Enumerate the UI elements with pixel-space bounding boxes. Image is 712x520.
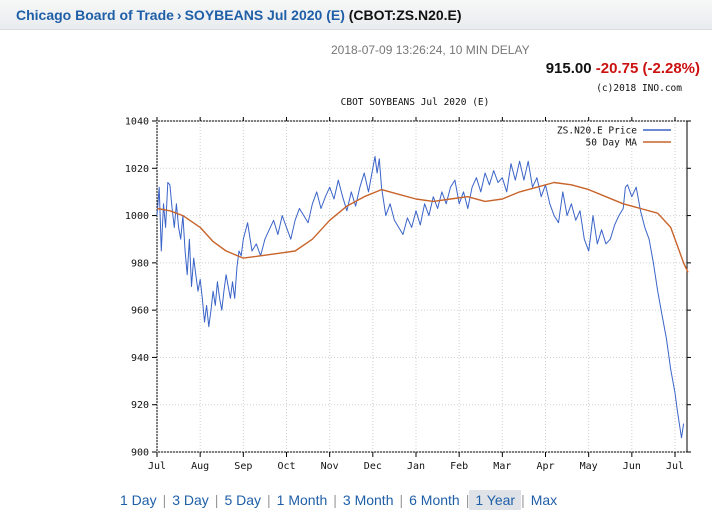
last-price: 915.00 <box>545 60 592 77</box>
y-tick-label-1000: 1000 <box>125 211 149 222</box>
range-separator: | <box>399 492 404 508</box>
y-tick-label-940: 940 <box>131 353 149 364</box>
range-1-year-button[interactable]: 1 Year <box>469 490 522 510</box>
range-1-day-button[interactable]: 1 Day <box>120 492 157 508</box>
range-separator: | <box>465 492 470 508</box>
quote-summary: 915.00 -20.75 (-2.28%) <box>546 60 700 77</box>
y-tick-label-960: 960 <box>131 306 149 317</box>
range-separator: | <box>267 492 271 508</box>
range-separator: | <box>162 492 167 508</box>
breadcrumb-bar: Chicago Board of Trade › SOYBEANS Jul 2020… <box>0 0 712 30</box>
legend-label-price: ZS.N20.E Price <box>557 126 637 137</box>
range-5-day-button[interactable]: 5 Day <box>224 492 262 508</box>
quote-timestamp: 2018-07-09 13:26:24, 10 MIN DELAY <box>331 43 530 57</box>
y-tick-label-980: 980 <box>131 258 149 269</box>
range-separator: | <box>333 492 337 508</box>
price-change: -20.75 (-2.28%) <box>595 60 700 77</box>
symbol-code: (CBOT:ZS.N20.E) <box>348 7 462 23</box>
price-series-line <box>156 156 685 439</box>
range-separator: | <box>214 492 219 508</box>
x-tick-label-apr: Apr <box>536 461 554 472</box>
range-6-month-button[interactable]: 6 Month <box>409 492 460 508</box>
copyright-text: (c)2018 INO.com <box>596 83 682 94</box>
breadcrumb-contract-link[interactable]: SOYBEANS Jul 2020 (E) <box>184 7 345 23</box>
x-tick-label-jan: Jan <box>407 461 425 472</box>
x-tick-label-oct: Oct <box>277 461 295 472</box>
x-tick-label-feb: Feb <box>450 461 468 472</box>
x-tick-label-jul: Jul <box>148 461 166 472</box>
y-tick-label-900: 900 <box>131 448 149 459</box>
chart-title: CBOT SOYBEANS Jul 2020 (E) <box>340 97 490 108</box>
range-max-button[interactable]: Max <box>530 492 558 508</box>
x-tick-label-sep: Sep <box>234 461 252 472</box>
y-tick-label-920: 920 <box>131 400 149 411</box>
price-chart: 900 920 940 960 980 1000 1020 1040 Jul Aug Sep Oct N… <box>125 117 691 472</box>
plot-area <box>156 120 688 453</box>
legend-label-ma: 50 Day MA <box>586 138 638 149</box>
range-separator: | <box>521 492 525 508</box>
x-tick-label-dec: Dec <box>364 461 382 472</box>
range-selector: 1 Day | 3 Day | 5 Day | 1 Month | 3 Month | 6 Mont… <box>114 489 563 511</box>
breadcrumb-exchange-link[interactable]: Chicago Board of Trade <box>16 7 174 23</box>
x-tick-label-aug: Aug <box>191 461 209 472</box>
x-tick-label-mar: Mar <box>493 461 511 472</box>
x-tick-label-nov: Nov <box>321 461 339 472</box>
moving-average-line <box>156 181 689 273</box>
x-tick-label-jul: Jul <box>666 461 684 472</box>
y-tick-label-1020: 1020 <box>125 164 149 175</box>
breadcrumb: Chicago Board of Trade › SOYBEANS Jul 2020… <box>16 7 462 23</box>
x-tick-label-jun: Jun <box>623 461 641 472</box>
range-3-month-button[interactable]: 3 Month <box>342 492 394 508</box>
y-tick-label-1040: 1040 <box>125 117 149 128</box>
breadcrumb-separator: › <box>176 7 182 23</box>
range-3-day-button[interactable]: 3 Day <box>172 492 209 508</box>
x-tick-label-may: May <box>580 461 598 472</box>
range-1-month-button[interactable]: 1 Month <box>276 492 328 508</box>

########

To do: Rewrite all the records above with "range-divider" in place of every "range-separator" and everything else unchanged. Leave the pictures out.

Response below:
Enumerate the UI elements with pixel-space bounding boxes. Image is 712x520.
last-price: 915.00 <box>545 60 592 77</box>
y-tick-label-1000: 1000 <box>125 211 149 222</box>
range-divider: | <box>399 492 404 508</box>
y-tick-label-940: 940 <box>131 353 149 364</box>
range-1-year-button[interactable]: 1 Year <box>469 490 522 510</box>
range-1-day-button[interactable]: 1 Day <box>120 492 157 508</box>
range-divider: | <box>465 492 470 508</box>
quote-summary: 915.00 -20.75 (-2.28%) <box>546 60 700 77</box>
y-tick-label-960: 960 <box>131 306 149 317</box>
range-divider: | <box>267 492 271 508</box>
range-divider: | <box>162 492 167 508</box>
breadcrumb-bar: Chicago Board of Trade › SOYBEANS Jul 2020… <box>0 0 712 30</box>
legend-label-price: ZS.N20.E Price <box>557 126 637 137</box>
range-5-day-button[interactable]: 5 Day <box>224 492 262 508</box>
quote-timestamp: 2018-07-09 13:26:24, 10 MIN DELAY <box>331 43 530 57</box>
y-tick-label-980: 980 <box>131 258 149 269</box>
range-divider: | <box>333 492 337 508</box>
price-change: -20.75 (-2.28%) <box>595 60 700 77</box>
symbol-code: (CBOT:ZS.N20.E) <box>348 7 462 23</box>
price-series-line <box>156 156 685 439</box>
range-divider: | <box>214 492 219 508</box>
x-tick-label-apr: Apr <box>536 461 554 472</box>
range-6-month-button[interactable]: 6 Month <box>409 492 460 508</box>
copyright-text: (c)2018 INO.com <box>596 83 682 94</box>
breadcrumb-contract-link[interactable]: SOYBEANS Jul 2020 (E) <box>184 7 345 23</box>
x-tick-label-jan: Jan <box>407 461 425 472</box>
x-tick-label-oct: Oct <box>277 461 295 472</box>
x-tick-label-feb: Feb <box>450 461 468 472</box>
x-tick-label-jul: Jul <box>148 461 166 472</box>
y-tick-label-900: 900 <box>131 448 149 459</box>
chart-title: CBOT SOYBEANS Jul 2020 (E) <box>340 97 490 108</box>
range-max-button[interactable]: Max <box>530 492 558 508</box>
x-tick-label-sep: Sep <box>234 461 252 472</box>
y-tick-label-920: 920 <box>131 400 149 411</box>
price-chart: 900 920 940 960 980 1000 1020 1040 Jul Aug Sep Oct N… <box>125 117 691 472</box>
plot-area <box>156 120 688 453</box>
legend-label-ma: 50 Day MA <box>586 138 638 149</box>
range-divider: | <box>521 492 525 508</box>
x-tick-label-dec: Dec <box>364 461 382 472</box>
range-selector: 1 Day | 3 Day | 5 Day | 1 Month | 3 Month | 6 Mont… <box>114 489 563 511</box>
breadcrumb-exchange-link[interactable]: Chicago Board of Trade <box>16 7 174 23</box>
x-tick-label-aug: Aug <box>191 461 209 472</box>
x-tick-label-mar: Mar <box>493 461 511 472</box>
x-tick-label-nov: Nov <box>321 461 339 472</box>
moving-average-line <box>156 181 689 273</box>
x-tick-label-jul: Jul <box>666 461 684 472</box>
y-tick-label-1020: 1020 <box>125 164 149 175</box>
breadcrumb: Chicago Board of Trade › SOYBEANS Jul 2020… <box>16 7 462 23</box>
x-tick-label-jun: Jun <box>623 461 641 472</box>
range-3-month-button[interactable]: 3 Month <box>342 492 394 508</box>
y-tick-label-1040: 1040 <box>125 117 149 128</box>
breadcrumb-separator: › <box>176 7 182 23</box>
range-3-day-button[interactable]: 3 Day <box>172 492 209 508</box>
x-tick-label-may: May <box>580 461 598 472</box>
range-1-month-button[interactable]: 1 Month <box>276 492 328 508</box>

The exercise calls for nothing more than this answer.